• **Excerpted passage**:
•••

Back in 2000 something, when most company services were internal and internet access was not even granted to every worker, avoiding split tunneling made sense. That road warrior connection from the hotel room should not be exposing the internal corporate network in anyway. Fast forward to SaaS based email and CRM being the norm, the mass migration to home offices meant most companies suddenly found themselves burning double the bandwidth overnight. Once to bring the worker in, then direct their request out to Office 365 or SAP in the cloud, bring all that data back, then send it out once more to the home office. In addition the the double tax on the bandwidth, the requirement for monitoring the user activity isn’t being fully realized either because the traffic is encrypted from the worker’s desktop right to the SaaS service. The state of the art firewall knows it’s TLS traffic and the source IP is assigned to someone inside the company but that is about it. Conversely, the SaaS provider knows exactly who it is because they authenticated both the worker and are decrypting the TLS communications.

•••

• **Exercise prompt**: Write the next part of the passage about split tunneling and corporate bandwidth, picking up after its final sentence.

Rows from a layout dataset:
•••

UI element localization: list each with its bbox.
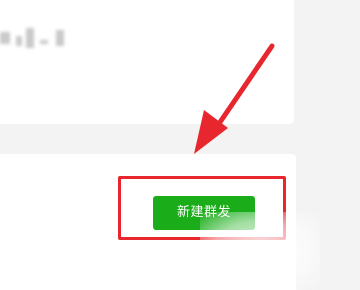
page: 新建群发 bbox=[0, 0, 360, 290]
watermark bbox=[200, 212, 320, 290]
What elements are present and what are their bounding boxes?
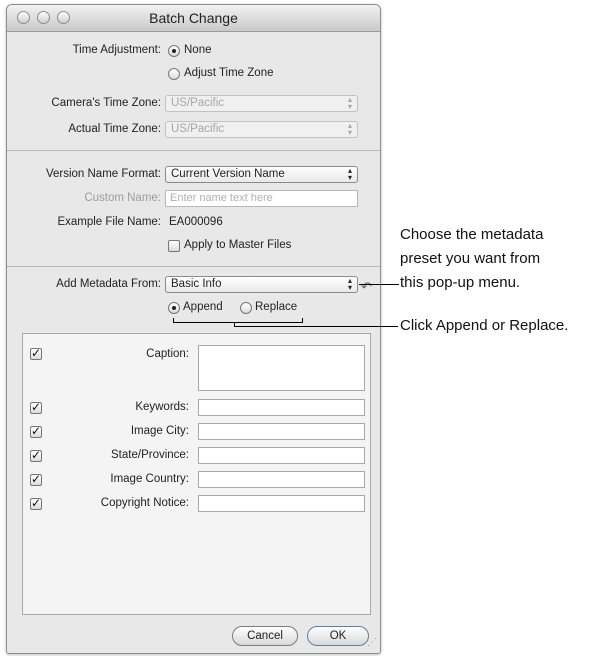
apply-master-files-label[interactable]: Apply to Master Files: [184, 239, 291, 251]
camera-time-zone-value: US/Pacific: [171, 97, 225, 109]
popup-callout-line-3: this pop-up menu.: [400, 274, 521, 291]
replace-radio[interactable]: [240, 302, 252, 314]
replace-label[interactable]: Replace: [255, 301, 297, 313]
keywords-field[interactable]: [198, 399, 365, 416]
popup-callout-line-1: Choose the metadata: [400, 226, 544, 243]
image-country-label: Image Country:: [110, 473, 189, 485]
time-none-radio[interactable]: [168, 45, 180, 57]
batch-change-window: Batch Change Time Adjustment: None Adjus…: [6, 4, 381, 654]
append-callout-line: [234, 326, 398, 327]
version-name-format-label: Version Name Format:: [45, 168, 161, 180]
revert-arrow-icon[interactable]: ↶: [361, 279, 372, 295]
camera-time-zone-popup[interactable]: US/Pacific ▴ ▾: [165, 95, 358, 112]
state-province-label: State/Province:: [111, 449, 189, 461]
ok-button[interactable]: OK: [307, 626, 369, 646]
copyright-notice-label: Copyright Notice:: [100, 497, 189, 509]
image-country-checkbox[interactable]: [30, 472, 42, 486]
image-city-checkbox[interactable]: [30, 424, 42, 438]
add-metadata-from-value: Basic Info: [171, 278, 222, 290]
append-label[interactable]: Append: [183, 301, 223, 313]
state-province-field[interactable]: [198, 447, 365, 464]
actual-time-zone-label: Actual Time Zone:: [68, 123, 161, 135]
cancel-button[interactable]: Cancel: [232, 626, 298, 646]
copyright-notice-field[interactable]: [198, 495, 365, 512]
custom-name-placeholder: Enter name text here: [170, 192, 273, 204]
section-divider: [7, 150, 380, 151]
adjust-time-zone-radio[interactable]: [168, 68, 180, 80]
example-file-name-label: Example File Name:: [57, 216, 161, 228]
section-divider: [7, 266, 380, 267]
append-radio[interactable]: [168, 302, 180, 314]
image-city-field[interactable]: [198, 423, 365, 440]
state-province-checkbox[interactable]: [30, 448, 42, 462]
apply-master-files-checkbox[interactable]: [168, 240, 180, 252]
window-title: Batch Change: [149, 10, 238, 26]
popup-callout-line-2: preset you want from: [400, 250, 541, 267]
title-bar: Batch Change: [7, 5, 380, 32]
time-adjustment-label: Time Adjustment:: [72, 44, 161, 56]
custom-name-label: Custom Name:: [84, 192, 161, 204]
popup-arrows-icon: ▴ ▾: [347, 276, 352, 292]
keywords-label: Keywords:: [135, 401, 189, 413]
adjust-time-zone-label[interactable]: Adjust Time Zone: [184, 67, 273, 79]
version-name-format-popup[interactable]: Current Version Name ▴ ▾: [165, 166, 358, 183]
caption-checkbox[interactable]: [30, 346, 42, 360]
popup-callout-line: [359, 284, 399, 285]
image-country-field[interactable]: [198, 471, 365, 488]
example-file-name-value: EA000096: [169, 216, 223, 228]
bracket-bottom-line: [173, 322, 303, 323]
camera-time-zone-label: Camera's Time Zone:: [51, 97, 161, 109]
actual-time-zone-value: US/Pacific: [171, 123, 225, 135]
popup-arrows-icon: ▴ ▾: [347, 95, 352, 111]
metadata-fields-panel: Caption: Keywords: Image City: State/Pro…: [22, 333, 371, 615]
popup-arrows-icon: ▴ ▾: [347, 121, 352, 137]
caption-field[interactable]: [198, 345, 365, 391]
image-city-label: Image City:: [130, 425, 189, 437]
add-metadata-from-label: Add Metadata From:: [56, 278, 161, 290]
caption-label: Caption:: [146, 348, 189, 360]
append-callout-text: Click Append or Replace.: [400, 317, 569, 334]
time-none-label[interactable]: None: [184, 44, 212, 56]
actual-time-zone-popup[interactable]: US/Pacific ▴ ▾: [165, 121, 358, 138]
popup-arrows-icon: ▴ ▾: [347, 166, 352, 182]
add-metadata-from-popup[interactable]: Basic Info ▴ ▾: [165, 276, 358, 293]
custom-name-field[interactable]: Enter name text here: [165, 190, 358, 207]
resize-grip-icon[interactable]: ⋰: [367, 637, 377, 648]
copyright-notice-checkbox[interactable]: [30, 496, 42, 510]
keywords-checkbox[interactable]: [30, 400, 42, 414]
version-name-format-value: Current Version Name: [171, 168, 285, 180]
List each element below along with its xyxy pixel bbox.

•••

• **Exercise answer**:
Those that clung tightly to a policy statement like “VPN connections shall not permit split tunneling”, likely found themselves trying to block high bandwidth content requests at perimeter firewalls. Those that realized a service like Office 365 is secured at the transport layer and the authentication layer, ( just like a VPN connection), may have found a policy change that permitted trusted connections to take the least expensive route allowed work to get done and the firewall whack-a-mole game never even got started.

If there is a call to action here, it would be review the policies that are in place and consider what threat or threats were intended to be mitigated? Does the current language make that abundantly clear to the reader five years from now dealing with a situation no one would have predicted?